Dataset items
•••••
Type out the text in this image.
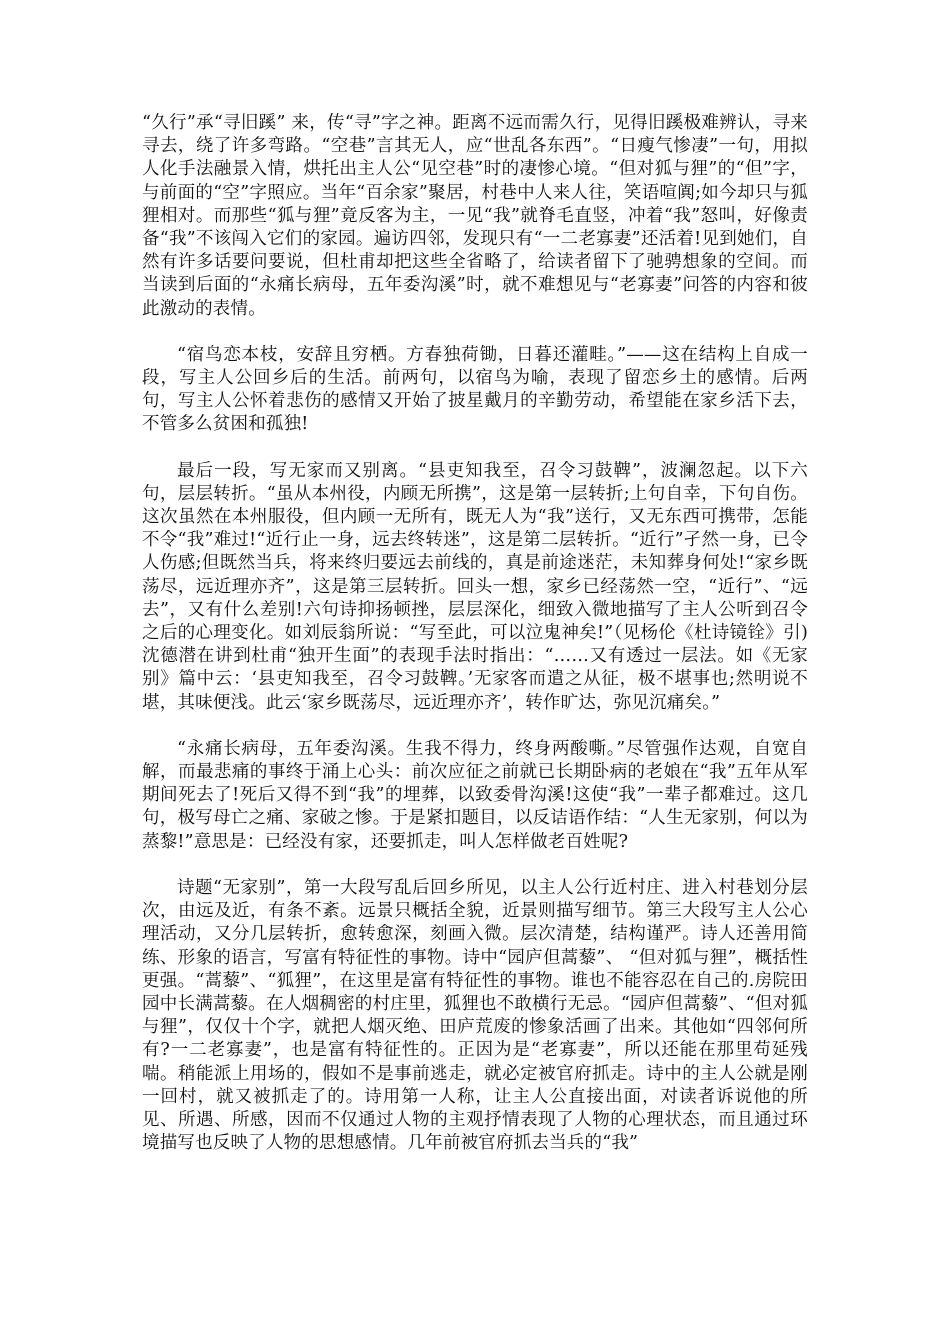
“久行”承“寻旧蹊” 来，传“寻”字之神。距离不远而需久行，见得旧蹊极难辨认，寻来寻去，绕了许多弯路。“空巷”言其无人，应“世乱各东西”。“日瘦气惨凄”一句，用拟人化手法融景入情，烘托出主人公“见空巷”时的凄惨心境。“但对狐与狸”的“但”字，与前面的“空”字照应。当年“百余家”聚居，村巷中人来人往，笑语喧阗;如今却只与狐狸相对。而那些“狐与狸”竟反客为主，一见“我”就脊毛直竖，冲着“我”怒叫，好像责备“我”不该闯入它们的家园。遍访四邻，发现只有“一二老寡妻”还活着!见到她们，自然有许多话要问要说，但杜甫却把这些全省略了，给读者留下了驰骋想象的空间。而当读到后面的“永痛长病母，五年委沟溪”时，就不难想见与“老寡妻”问答的内容和彼此激动的表情。

“宿鸟恋本枝，安辞且穷栖。方春独荷锄，日暮还灌畦。”——这在结构上自成一段，写主人公回乡后的生活。前两句，以宿鸟为喻，表现了留恋乡土的感情。后两句，写主人公怀着悲伤的感情又开始了披星戴月的辛勤劳动，希望能在家乡活下去，不管多么贫困和孤独!

最后一段，写无家而又别离。“县吏知我至，召令习鼓鞞”，波澜忽起。以下六句，层层转折。“虽从本州役，内顾无所携”，这是第一层转折;上句自幸，下句自伤。这次虽然在本州服役，但内顾一无所有，既无人为“我”送行，又无东西可携带，怎能不令“我”难过!“近行止一身，远去终转迷”，这是第二层转折。“近行”孑然一身，已令人伤感;但既然当兵，将来终归要远去前线的，真是前途迷茫，未知葬身何处!“家乡既荡尽，远近理亦齐”，这是第三层转折。回头一想，家乡已经荡然一空，“近行”、“远去”，又有什么差别!六句诗抑扬顿挫，层层深化，细致入微地描写了主人公听到召令之后的心理变化。如刘辰翁所说：“写至此，可以泣鬼神矣!”（见杨伦《杜诗镜铨》引)沈德潜在讲到杜甫“独开生面”的表现手法时指出：“……又有透过一层法。如《无家别》篇中云：‘县吏知我至，召令习鼓鞞。’无家客而遣之从征，极不堪事也;然明说不堪，其味便浅。此云‘家乡既荡尽，远近理亦齐’，转作旷达，弥见沉痛矣。”

“永痛长病母，五年委沟溪。生我不得力，终身两酸嘶。”尽管强作达观，自宽自解，而最悲痛的事终于涌上心头：前次应征之前就已长期卧病的老娘在“我”五年从军期间死去了!死后又得不到“我”的埋葬，以致委骨沟溪!这使“我”一辈子都难过。这几句，极写母亡之痛、家破之惨。于是紧扣题目，以反诘语作结：“人生无家别，何以为蒸黎!”意思是：已经没有家，还要抓走，叫人怎样做老百姓呢?

诗题“无家别”，第一大段写乱后回乡所见，以主人公行近村庄、进入村巷划分层次，由远及近，有条不紊。远景只概括全貌，近景则描写细节。第三大段写主人公心理活动，又分几层转折，愈转愈深，刻画入微。层次清楚，结构谨严。诗人还善用简练、形象的语言，写富有特征性的事物。诗中“园庐但蒿藜”、 “但对狐与狸”，概括性更强。“蒿藜”、“狐狸”，在这里是富有特征性的事物。谁也不能容忍在自己的.房院田园中长满蒿藜。在人烟稠密的村庄里，狐狸也不敢横行无忌。“园庐但蒿藜”、“但对狐与狸”，仅仅十个字，就把人烟灭绝、田庐荒废的惨象活画了出来。其他如“四邻何所有?一二老寡妻”，也是富有特征性的。正因为是“老寡妻”，所以还能在那里苟延残喘。稍能派上用场的，假如不是事前逃走，就必定被官府抓走。诗中的主人公就是刚一回村，就又被抓走了的。诗用第一人称，让主人公直接出面，对读者诉说他的所见、所遇、所感，因而不仅通过人物的主观抒情表现了人物的心理状态，而且通过环境描写也反映了人物的思想感情。几年前被官府抓去当兵的“我”
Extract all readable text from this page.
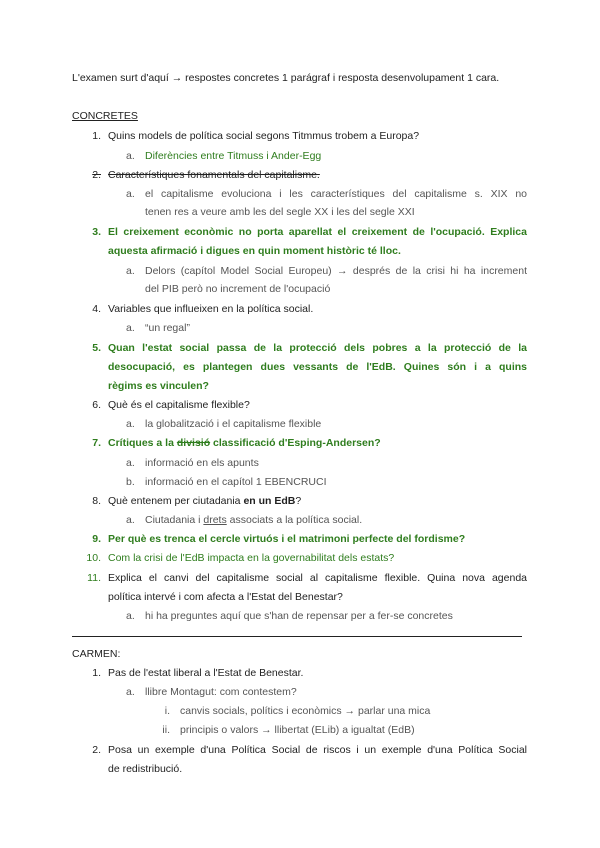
L'examen surt d'aquí → respostes concretes 1 parágraf i resposta desenvolupament 1 cara.
CONCRETES
1. Quins models de política social segons Titmmus trobem a Europa?
a. Diferències entre Titmuss i Ander-Egg
2. Característiques fonamentals del capitalisme.
a. el capitalisme evoluciona i les característiques del capitalisme s. XIX no
tenen res a veure amb les del segle XX i les del segle XXI
3. El creixement econòmic no porta aparellat el creixement de l'ocupació. Explica
aquesta afirmació i digues en quin moment històric té lloc.
a. Delors (capítol Model Social Europeu) → després de la crisi hi ha increment
del PIB però no increment de l'ocupació
4. Variables que influeixen en la política social.
a. “un regal”
5. Quan l'estat social passa de la protecció dels pobres a la protecció de la
desocupació, es plantegen dues vessants de l'EdB. Quines són i a quins
règims es vinculen?
6. Què és el capitalisme flexible?
a. la globalització i el capitalisme flexible
7. Crítiques a la divisió classificació d'Esping-Andersen?
a. informació en els apunts
b. informació en el capítol 1 EBENCRUCI
8. Què entenem per ciutadania en un EdB?
a. Ciutadania i drets associats a la política social.
9. Per què es trenca el cercle virtuós i el matrimoni perfecte del fordisme?
10. Com la crisi de l'EdB impacta en la governabilitat dels estats?
11. Explica el canvi del capitalisme social al capitalisme flexible. Quina nova agenda
política intervé i com afecta a l'Estat del Benestar?
a. hi ha preguntes aquí que s'han de repensar per a fer-se concretes
CARMEN:
1. Pas de l'estat liberal a l'Estat de Benestar.
a. llibre Montagut: com contestem?
i. canvis socials, polítics i econòmics → parlar una mica
ii. principis o valors → llibertat (ELib) a igualtat (EdB)
2. Posa un exemple d'una Política Social de riscos i un exemple d'una Política Social
de redistribució.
•••••
Every line in the data above that contains "this" needs to be copied.

▶ Expected output
Type out the text in this image.
Extract all readable text from this page.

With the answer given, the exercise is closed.